What to do:
Filter the entries below, keeping only lines with the word "There".

**** Extracted material ****

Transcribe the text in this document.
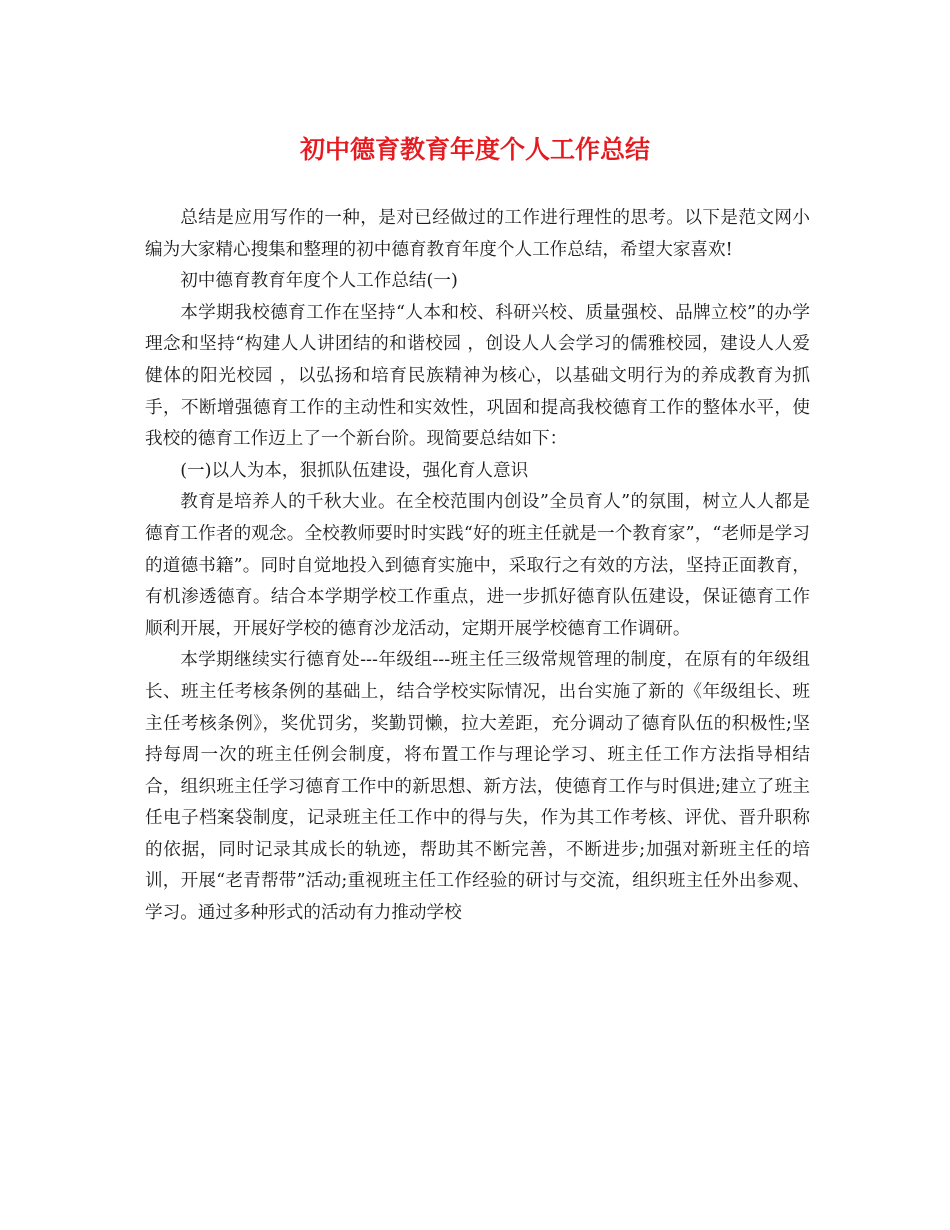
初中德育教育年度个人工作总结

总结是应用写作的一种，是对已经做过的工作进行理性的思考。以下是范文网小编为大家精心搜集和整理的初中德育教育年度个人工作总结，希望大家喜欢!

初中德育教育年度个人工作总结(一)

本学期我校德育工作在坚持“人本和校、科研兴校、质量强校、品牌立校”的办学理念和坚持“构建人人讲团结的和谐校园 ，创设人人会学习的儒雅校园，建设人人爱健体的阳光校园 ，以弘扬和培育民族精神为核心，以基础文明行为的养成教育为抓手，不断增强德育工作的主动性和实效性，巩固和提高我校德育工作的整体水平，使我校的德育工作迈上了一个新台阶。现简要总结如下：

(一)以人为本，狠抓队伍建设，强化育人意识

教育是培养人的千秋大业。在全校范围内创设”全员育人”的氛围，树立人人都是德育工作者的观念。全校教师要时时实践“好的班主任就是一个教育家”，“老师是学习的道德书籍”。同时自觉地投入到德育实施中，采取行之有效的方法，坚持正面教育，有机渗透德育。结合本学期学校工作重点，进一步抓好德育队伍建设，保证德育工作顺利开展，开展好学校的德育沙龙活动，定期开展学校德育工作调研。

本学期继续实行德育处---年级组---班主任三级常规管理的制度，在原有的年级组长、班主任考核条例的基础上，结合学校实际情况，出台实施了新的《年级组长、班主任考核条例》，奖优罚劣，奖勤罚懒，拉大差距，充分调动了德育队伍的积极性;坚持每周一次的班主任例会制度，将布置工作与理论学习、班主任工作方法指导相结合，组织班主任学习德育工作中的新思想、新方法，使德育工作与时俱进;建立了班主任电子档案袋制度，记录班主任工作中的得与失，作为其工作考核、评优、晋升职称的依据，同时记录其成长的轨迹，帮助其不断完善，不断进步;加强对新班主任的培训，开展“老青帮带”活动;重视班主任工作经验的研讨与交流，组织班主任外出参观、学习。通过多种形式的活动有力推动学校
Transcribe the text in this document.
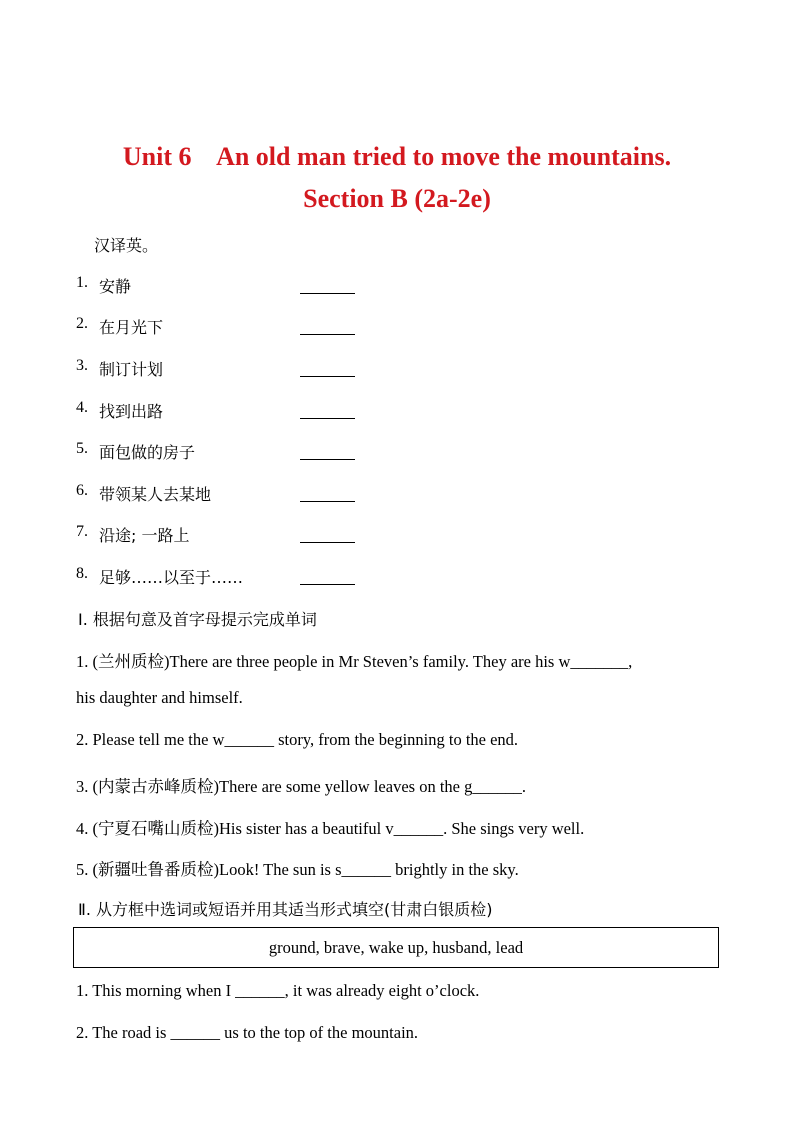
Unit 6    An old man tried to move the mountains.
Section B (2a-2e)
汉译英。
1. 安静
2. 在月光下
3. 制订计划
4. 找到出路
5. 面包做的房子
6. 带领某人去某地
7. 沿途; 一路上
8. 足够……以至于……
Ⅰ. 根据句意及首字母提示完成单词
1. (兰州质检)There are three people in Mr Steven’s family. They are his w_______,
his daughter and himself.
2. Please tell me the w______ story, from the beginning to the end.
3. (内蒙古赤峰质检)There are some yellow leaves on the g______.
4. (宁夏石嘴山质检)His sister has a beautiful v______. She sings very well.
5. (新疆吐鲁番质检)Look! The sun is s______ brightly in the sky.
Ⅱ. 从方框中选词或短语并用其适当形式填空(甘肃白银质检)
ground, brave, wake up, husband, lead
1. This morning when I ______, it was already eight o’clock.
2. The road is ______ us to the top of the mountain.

****

Written response:
1. (兰州质检)There are three people in Mr Steven’s family. They are his w_______,
3. (内蒙古赤峰质检)There are some yellow leaves on the g______.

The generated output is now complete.